→ **Problem statement**:
Drop the pictures, then extract the listing word for word.

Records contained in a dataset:
════════
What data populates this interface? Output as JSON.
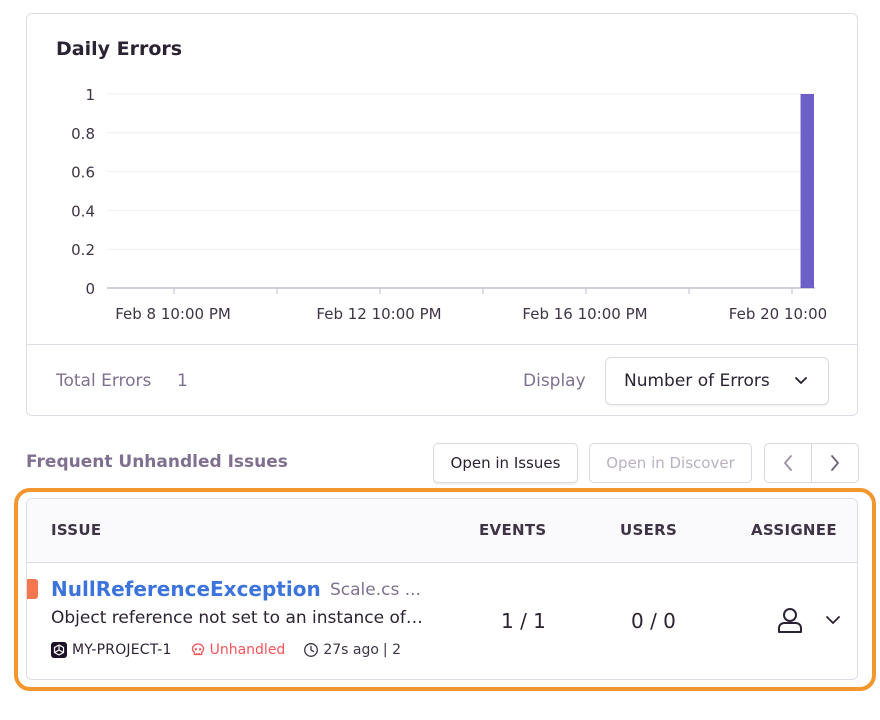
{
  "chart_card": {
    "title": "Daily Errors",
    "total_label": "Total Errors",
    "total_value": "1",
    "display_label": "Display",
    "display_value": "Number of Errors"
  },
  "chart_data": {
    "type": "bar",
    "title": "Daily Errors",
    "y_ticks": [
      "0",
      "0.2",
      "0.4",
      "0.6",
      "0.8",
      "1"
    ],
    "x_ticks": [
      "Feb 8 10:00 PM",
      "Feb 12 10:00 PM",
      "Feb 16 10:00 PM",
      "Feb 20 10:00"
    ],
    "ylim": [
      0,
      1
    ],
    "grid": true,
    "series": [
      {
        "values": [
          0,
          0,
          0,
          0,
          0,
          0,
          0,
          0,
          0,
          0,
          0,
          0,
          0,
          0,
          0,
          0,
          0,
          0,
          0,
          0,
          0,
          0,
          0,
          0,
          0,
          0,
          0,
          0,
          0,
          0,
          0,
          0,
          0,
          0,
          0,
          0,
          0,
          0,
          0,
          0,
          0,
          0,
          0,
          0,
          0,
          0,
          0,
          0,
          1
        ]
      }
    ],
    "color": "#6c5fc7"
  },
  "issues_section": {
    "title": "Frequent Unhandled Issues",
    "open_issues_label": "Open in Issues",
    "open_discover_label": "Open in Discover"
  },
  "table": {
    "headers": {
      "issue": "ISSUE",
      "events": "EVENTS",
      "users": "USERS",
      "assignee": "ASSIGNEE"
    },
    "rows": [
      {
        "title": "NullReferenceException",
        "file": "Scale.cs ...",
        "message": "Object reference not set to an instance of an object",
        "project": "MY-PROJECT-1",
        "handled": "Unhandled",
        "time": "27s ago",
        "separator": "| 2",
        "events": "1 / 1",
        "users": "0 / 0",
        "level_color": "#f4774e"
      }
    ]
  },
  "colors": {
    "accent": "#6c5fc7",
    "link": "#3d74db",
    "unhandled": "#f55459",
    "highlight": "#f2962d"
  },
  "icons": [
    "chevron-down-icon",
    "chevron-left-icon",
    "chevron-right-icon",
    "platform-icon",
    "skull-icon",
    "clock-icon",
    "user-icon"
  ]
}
════════
→ **Task output**:
What data populates this interface? Output as JSON.
{
  "chart_card": {
    "title": "Daily Errors",
    "total_label": "Total Errors",
    "total_value": "1",
    "display_label": "Display",
    "display_value": "Number of Errors"
  },
  "chart_data": {
    "type": "bar",
    "title": "Daily Errors",
    "y_ticks": [
      "0",
      "0.2",
      "0.4",
      "0.6",
      "0.8",
      "1"
    ],
    "x_ticks": [
      "Feb 8 10:00 PM",
      "Feb 12 10:00 PM",
      "Feb 16 10:00 PM",
      "Feb 20 10:00"
    ],
    "ylim": [
      0,
      1
    ],
    "grid": true,
    "series": [
      {
        "values": [
          0,
          0,
          0,
          0,
          0,
          0,
          0,
          0,
          0,
          0,
          0,
          0,
          0,
          0,
          0,
          0,
          0,
          0,
          0,
          0,
          0,
          0,
          0,
          0,
          0,
          0,
          0,
          0,
          0,
          0,
          0,
          0,
          0,
          0,
          0,
          0,
          0,
          0,
          0,
          0,
          0,
          0,
          0,
          0,
          0,
          0,
          0,
          0,
          1
        ]
      }
    ],
    "color": "#6c5fc7"
  },
  "issues_section": {
    "title": "Frequent Unhandled Issues",
    "open_issues_label": "Open in Issues",
    "open_discover_label": "Open in Discover"
  },
  "table": {
    "headers": {
      "issue": "ISSUE",
      "events": "EVENTS",
      "users": "USERS",
      "assignee": "ASSIGNEE"
    },
    "rows": [
      {
        "title": "NullReferenceException",
        "file": "Scale.cs ...",
        "message": "Object reference not set to an instance of an object",
        "project": "MY-PROJECT-1",
        "handled": "Unhandled",
        "time": "27s ago",
        "separator": "| 2",
        "events": "1 / 1",
        "users": "0 / 0",
        "level_color": "#f4774e"
      }
    ]
  },
  "colors": {
    "accent": "#6c5fc7",
    "link": "#3d74db",
    "unhandled": "#f55459",
    "highlight": "#f2962d"
  },
  "icons": [
    "chevron-down-icon",
    "chevron-left-icon",
    "chevron-right-icon",
    "platform-icon",
    "skull-icon",
    "clock-icon",
    "user-icon"
  ]
}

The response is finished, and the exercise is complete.